PROBLEM REQUIREMENTS =
Each entry below must be repeated word for word.

INFORMATION GIVEN =

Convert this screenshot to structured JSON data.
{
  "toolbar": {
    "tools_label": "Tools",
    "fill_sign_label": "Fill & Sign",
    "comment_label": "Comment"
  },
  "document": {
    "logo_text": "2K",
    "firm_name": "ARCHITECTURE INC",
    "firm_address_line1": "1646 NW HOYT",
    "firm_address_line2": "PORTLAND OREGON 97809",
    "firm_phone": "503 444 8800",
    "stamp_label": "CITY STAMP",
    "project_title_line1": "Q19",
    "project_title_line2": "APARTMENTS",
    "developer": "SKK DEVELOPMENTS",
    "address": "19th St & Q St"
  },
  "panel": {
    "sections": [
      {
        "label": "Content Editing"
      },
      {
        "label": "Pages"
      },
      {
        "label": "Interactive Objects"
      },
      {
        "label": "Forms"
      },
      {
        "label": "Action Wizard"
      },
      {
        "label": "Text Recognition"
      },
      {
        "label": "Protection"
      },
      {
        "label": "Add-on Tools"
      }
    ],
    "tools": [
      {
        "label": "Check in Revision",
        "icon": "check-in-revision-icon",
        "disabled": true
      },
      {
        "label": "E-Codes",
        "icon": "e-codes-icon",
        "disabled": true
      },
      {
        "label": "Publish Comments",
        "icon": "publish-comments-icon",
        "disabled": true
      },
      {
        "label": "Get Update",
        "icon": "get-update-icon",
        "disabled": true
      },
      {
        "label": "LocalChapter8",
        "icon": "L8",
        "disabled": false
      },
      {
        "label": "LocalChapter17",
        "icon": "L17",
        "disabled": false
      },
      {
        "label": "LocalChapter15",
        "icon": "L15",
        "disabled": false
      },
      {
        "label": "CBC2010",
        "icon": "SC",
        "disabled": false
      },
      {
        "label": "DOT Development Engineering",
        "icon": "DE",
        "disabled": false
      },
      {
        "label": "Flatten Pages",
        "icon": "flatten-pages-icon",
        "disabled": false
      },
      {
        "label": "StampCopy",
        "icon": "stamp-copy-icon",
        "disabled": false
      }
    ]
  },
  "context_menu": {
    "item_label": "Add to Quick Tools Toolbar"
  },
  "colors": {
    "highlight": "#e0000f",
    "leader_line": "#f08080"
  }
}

THE SOLUTION =
Convert this screenshot to structured JSON data.
{
  "toolbar": {
    "tools_label": "Tools",
    "fill_sign_label": "Fill & Sign",
    "comment_label": "Comment"
  },
  "document": {
    "logo_text": "2K",
    "firm_name": "ARCHITECTURE INC",
    "firm_address_line1": "1646 NW HOYT",
    "firm_address_line2": "PORTLAND OREGON 97809",
    "firm_phone": "503 444 8800",
    "stamp_label": "CITY STAMP",
    "project_title_line1": "Q19",
    "project_title_line2": "APARTMENTS",
    "developer": "SKK DEVELOPMENTS",
    "address": "19th St & Q St"
  },
  "panel": {
    "sections": [
      {
        "label": "Content Editing"
      },
      {
        "label": "Pages"
      },
      {
        "label": "Interactive Objects"
      },
      {
        "label": "Forms"
      },
      {
        "label": "Action Wizard"
      },
      {
        "label": "Text Recognition"
      },
      {
        "label": "Protection"
      },
      {
        "label": "Add-on Tools"
      }
    ],
    "tools": [
      {
        "label": "Check in Revision",
        "icon": "check-in-revision-icon",
        "disabled": true
      },
      {
        "label": "E-Codes",
        "icon": "e-codes-icon",
        "disabled": true
      },
      {
        "label": "Publish Comments",
        "icon": "publish-comments-icon",
        "disabled": true
      },
      {
        "label": "Get Update",
        "icon": "get-update-icon",
        "disabled": true
      },
      {
        "label": "LocalChapter8",
        "icon": "L8",
        "disabled": false
      },
      {
        "label": "LocalChapter17",
        "icon": "L17",
        "disabled": false
      },
      {
        "label": "LocalChapter15",
        "icon": "L15",
        "disabled": false
      },
      {
        "label": "CBC2010",
        "icon": "SC",
        "disabled": false
      },
      {
        "label": "DOT Development Engineering",
        "icon": "DE",
        "disabled": false
      },
      {
        "label": "Flatten Pages",
        "icon": "flatten-pages-icon",
        "disabled": false
      },
      {
        "label": "StampCopy",
        "icon": "stamp-copy-icon",
        "disabled": false
      }
    ]
  },
  "context_menu": {
    "item_label": "Add to Quick Tools Toolbar"
  },
  "colors": {
    "highlight": "#e0000f",
    "leader_line": "#f08080"
  }
}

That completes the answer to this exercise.